### Task
Lines from the entries below that hold "JSON" form the answer; copy all of them.

[Collection entries]
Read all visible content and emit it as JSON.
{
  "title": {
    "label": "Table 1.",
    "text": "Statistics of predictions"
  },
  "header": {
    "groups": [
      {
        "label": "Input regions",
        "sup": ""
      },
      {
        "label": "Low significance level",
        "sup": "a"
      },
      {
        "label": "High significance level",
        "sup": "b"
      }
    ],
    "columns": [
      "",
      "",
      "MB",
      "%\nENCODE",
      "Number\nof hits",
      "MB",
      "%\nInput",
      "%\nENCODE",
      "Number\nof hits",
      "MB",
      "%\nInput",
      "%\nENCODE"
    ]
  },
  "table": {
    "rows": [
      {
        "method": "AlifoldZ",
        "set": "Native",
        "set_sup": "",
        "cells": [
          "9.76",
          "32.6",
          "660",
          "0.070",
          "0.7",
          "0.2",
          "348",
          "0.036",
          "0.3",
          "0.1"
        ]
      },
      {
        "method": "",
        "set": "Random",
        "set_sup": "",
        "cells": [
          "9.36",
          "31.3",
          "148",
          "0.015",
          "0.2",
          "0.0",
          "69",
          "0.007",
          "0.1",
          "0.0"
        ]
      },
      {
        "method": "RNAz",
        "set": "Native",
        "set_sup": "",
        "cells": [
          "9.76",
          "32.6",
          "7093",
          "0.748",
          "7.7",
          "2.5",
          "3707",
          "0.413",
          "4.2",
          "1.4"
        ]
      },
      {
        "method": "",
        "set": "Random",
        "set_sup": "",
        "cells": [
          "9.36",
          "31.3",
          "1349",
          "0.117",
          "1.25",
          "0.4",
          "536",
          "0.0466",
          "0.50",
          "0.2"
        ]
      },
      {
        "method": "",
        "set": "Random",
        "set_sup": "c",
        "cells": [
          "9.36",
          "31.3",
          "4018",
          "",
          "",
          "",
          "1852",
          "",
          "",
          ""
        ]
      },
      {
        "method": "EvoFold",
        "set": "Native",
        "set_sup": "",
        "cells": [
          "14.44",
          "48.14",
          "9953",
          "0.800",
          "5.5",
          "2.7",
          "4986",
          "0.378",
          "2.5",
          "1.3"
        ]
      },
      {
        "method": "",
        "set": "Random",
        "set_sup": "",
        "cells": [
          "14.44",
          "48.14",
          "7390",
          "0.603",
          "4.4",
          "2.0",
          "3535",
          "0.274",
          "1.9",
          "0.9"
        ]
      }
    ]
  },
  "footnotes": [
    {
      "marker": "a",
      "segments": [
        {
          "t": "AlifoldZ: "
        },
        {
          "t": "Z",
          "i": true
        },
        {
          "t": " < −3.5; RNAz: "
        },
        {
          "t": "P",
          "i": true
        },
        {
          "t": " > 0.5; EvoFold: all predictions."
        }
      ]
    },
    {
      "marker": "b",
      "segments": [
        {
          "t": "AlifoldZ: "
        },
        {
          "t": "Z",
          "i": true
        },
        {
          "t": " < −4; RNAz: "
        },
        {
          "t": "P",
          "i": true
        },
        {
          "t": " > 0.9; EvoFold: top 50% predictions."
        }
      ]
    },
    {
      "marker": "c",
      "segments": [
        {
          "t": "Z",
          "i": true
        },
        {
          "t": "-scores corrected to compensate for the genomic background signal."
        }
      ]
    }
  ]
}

* * *

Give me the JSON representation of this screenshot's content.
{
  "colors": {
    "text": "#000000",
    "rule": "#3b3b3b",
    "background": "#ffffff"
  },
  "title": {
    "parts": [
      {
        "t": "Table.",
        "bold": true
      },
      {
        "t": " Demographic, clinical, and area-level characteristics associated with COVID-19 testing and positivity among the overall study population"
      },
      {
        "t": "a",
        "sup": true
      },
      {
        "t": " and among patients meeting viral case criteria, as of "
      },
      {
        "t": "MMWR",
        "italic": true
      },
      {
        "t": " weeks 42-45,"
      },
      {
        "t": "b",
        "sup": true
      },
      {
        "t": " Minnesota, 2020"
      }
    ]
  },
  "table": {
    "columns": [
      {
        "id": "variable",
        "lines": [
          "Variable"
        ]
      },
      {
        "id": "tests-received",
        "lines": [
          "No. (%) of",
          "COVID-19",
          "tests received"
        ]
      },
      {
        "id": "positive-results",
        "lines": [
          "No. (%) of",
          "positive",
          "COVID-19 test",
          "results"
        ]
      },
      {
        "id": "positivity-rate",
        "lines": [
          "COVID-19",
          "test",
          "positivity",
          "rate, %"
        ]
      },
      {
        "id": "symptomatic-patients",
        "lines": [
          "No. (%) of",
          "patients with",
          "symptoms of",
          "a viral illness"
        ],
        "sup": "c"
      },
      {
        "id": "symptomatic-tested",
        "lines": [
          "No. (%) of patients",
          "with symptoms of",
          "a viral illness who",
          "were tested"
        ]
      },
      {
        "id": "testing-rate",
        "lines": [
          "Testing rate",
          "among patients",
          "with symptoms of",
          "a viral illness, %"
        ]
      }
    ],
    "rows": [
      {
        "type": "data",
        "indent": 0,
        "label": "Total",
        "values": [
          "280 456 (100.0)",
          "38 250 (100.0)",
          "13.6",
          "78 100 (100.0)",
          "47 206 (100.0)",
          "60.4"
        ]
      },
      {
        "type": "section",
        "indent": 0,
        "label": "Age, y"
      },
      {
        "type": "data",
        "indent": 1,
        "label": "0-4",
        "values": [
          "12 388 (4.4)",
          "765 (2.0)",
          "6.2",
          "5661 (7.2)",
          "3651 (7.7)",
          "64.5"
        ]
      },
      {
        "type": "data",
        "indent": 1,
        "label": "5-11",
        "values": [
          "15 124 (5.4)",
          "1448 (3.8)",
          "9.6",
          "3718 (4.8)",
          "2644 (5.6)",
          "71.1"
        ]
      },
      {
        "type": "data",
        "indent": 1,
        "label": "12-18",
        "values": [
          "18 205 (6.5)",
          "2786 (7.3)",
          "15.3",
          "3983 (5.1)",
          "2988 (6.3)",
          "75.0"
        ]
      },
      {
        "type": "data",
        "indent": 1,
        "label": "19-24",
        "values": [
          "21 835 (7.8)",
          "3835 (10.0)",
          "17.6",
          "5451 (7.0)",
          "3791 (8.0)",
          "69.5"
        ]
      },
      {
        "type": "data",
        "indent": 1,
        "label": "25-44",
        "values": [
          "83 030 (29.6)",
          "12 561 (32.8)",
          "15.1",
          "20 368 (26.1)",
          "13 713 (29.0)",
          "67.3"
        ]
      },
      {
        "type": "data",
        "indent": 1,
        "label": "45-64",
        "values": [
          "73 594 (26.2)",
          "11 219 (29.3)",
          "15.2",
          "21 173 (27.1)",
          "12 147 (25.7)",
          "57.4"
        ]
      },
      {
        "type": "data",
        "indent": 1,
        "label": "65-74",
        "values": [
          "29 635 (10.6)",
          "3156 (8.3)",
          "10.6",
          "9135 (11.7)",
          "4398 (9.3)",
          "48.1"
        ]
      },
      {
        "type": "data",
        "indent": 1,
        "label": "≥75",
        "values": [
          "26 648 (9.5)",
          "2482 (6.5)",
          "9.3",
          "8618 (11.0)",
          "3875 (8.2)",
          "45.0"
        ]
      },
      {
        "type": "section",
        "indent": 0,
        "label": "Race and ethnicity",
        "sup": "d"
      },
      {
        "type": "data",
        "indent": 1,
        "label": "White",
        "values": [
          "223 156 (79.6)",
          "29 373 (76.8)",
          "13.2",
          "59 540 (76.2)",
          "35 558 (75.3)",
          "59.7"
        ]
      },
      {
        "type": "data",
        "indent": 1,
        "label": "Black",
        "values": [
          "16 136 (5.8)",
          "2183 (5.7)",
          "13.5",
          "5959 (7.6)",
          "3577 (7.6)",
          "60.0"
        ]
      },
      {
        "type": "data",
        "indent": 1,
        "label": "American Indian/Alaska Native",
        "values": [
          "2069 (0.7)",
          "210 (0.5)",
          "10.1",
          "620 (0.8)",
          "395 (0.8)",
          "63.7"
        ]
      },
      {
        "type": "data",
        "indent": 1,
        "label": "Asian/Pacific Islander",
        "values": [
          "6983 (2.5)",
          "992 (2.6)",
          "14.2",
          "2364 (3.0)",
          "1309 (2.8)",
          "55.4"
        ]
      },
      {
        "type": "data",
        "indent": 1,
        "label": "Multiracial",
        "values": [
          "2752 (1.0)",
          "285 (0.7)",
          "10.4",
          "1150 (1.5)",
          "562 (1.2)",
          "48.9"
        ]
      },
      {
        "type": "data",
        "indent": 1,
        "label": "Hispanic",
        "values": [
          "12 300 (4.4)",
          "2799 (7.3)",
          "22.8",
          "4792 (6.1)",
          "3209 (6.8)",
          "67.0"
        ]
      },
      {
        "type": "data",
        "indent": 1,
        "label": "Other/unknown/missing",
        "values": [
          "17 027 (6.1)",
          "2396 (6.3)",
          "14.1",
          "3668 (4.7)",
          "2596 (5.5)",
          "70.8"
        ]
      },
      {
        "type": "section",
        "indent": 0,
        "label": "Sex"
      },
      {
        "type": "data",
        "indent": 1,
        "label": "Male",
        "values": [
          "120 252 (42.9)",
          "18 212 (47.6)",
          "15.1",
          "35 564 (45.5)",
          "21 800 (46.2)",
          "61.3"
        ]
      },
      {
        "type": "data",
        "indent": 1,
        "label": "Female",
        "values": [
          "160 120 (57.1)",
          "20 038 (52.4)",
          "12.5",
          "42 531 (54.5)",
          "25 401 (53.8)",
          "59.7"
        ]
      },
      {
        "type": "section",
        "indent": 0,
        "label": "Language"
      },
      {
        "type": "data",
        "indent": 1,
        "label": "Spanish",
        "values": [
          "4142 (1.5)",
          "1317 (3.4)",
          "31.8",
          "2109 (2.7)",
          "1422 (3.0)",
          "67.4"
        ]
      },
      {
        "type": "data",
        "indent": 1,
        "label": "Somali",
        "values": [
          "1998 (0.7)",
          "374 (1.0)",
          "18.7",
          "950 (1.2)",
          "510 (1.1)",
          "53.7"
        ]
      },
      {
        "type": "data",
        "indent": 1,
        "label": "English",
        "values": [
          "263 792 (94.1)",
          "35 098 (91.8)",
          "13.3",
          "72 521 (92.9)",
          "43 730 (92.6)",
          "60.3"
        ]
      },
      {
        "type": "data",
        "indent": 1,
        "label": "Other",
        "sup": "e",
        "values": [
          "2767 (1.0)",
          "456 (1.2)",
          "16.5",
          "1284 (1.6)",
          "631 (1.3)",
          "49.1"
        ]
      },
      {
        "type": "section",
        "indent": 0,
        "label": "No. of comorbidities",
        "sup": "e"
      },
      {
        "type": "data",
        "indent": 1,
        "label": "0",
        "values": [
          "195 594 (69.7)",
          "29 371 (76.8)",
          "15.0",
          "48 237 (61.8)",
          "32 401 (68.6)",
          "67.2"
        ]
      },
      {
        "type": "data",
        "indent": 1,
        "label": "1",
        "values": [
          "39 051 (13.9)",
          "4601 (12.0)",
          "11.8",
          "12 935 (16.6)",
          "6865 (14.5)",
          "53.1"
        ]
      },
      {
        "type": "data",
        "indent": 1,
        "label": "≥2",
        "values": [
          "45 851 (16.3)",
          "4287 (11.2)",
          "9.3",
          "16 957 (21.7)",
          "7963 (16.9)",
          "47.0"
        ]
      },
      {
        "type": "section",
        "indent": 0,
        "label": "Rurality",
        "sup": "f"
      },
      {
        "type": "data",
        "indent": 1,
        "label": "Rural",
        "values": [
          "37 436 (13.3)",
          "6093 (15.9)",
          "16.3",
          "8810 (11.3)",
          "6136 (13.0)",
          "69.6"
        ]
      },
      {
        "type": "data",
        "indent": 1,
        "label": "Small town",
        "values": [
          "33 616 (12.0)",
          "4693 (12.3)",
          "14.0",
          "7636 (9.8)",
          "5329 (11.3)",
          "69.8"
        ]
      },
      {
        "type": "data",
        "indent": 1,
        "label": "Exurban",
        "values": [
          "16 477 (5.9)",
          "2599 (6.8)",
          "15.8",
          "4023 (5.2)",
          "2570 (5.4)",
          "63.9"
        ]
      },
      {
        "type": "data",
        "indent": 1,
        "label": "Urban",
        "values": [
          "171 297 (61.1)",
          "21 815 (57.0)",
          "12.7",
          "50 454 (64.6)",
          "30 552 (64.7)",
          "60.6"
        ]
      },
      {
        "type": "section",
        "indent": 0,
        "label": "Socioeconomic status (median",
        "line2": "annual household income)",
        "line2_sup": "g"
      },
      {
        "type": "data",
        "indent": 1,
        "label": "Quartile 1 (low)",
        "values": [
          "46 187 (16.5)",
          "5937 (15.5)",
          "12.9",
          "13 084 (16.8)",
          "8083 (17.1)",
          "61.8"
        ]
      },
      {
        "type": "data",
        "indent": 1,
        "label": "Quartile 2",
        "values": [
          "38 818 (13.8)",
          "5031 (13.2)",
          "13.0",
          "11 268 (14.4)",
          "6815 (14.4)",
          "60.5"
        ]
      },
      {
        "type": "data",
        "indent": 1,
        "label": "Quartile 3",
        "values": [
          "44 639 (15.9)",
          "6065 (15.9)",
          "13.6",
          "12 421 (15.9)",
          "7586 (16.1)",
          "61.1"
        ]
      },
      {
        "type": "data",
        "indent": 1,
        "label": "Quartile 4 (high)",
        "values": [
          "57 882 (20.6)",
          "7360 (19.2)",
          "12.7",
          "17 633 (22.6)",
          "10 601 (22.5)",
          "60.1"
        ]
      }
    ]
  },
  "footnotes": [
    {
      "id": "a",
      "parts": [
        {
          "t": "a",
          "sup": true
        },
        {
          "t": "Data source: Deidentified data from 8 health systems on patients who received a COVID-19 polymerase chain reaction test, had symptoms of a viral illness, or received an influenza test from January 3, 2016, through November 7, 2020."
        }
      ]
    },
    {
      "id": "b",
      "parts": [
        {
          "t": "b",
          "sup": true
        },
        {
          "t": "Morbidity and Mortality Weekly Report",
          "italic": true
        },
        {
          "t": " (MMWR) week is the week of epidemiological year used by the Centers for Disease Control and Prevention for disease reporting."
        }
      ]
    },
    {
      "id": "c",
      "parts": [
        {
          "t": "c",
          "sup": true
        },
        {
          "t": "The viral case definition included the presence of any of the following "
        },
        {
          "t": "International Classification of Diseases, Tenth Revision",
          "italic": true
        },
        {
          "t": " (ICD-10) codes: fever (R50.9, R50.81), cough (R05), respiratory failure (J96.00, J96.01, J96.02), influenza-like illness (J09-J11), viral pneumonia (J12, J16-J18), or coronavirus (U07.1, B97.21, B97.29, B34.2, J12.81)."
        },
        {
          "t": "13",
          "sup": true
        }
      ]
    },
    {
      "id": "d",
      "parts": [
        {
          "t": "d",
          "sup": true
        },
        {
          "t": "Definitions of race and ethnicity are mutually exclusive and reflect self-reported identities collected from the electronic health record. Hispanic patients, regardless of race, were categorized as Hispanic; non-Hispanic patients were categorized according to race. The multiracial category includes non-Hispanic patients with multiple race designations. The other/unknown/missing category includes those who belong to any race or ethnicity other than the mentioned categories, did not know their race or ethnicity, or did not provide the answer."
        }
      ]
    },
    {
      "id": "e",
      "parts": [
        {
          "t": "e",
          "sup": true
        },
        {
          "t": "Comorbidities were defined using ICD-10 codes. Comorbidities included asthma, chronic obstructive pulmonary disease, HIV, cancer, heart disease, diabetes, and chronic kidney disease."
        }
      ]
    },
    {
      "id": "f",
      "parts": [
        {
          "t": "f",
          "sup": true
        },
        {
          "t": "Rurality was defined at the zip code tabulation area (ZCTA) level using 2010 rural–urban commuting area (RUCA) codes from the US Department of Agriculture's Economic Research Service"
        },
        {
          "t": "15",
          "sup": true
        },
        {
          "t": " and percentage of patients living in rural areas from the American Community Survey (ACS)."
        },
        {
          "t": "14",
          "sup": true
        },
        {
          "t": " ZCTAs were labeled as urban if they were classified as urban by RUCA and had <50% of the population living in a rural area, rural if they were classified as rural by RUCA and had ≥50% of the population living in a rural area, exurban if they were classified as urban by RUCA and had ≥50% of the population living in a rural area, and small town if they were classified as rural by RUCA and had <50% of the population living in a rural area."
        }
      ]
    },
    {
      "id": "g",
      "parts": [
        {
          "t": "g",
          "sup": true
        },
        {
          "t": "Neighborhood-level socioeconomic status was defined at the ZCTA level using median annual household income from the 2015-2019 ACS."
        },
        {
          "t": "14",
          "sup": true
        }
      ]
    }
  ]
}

### Solution for this task
Read all visible content and emit it as JSON.
Give me the JSON representation of this screenshot's content.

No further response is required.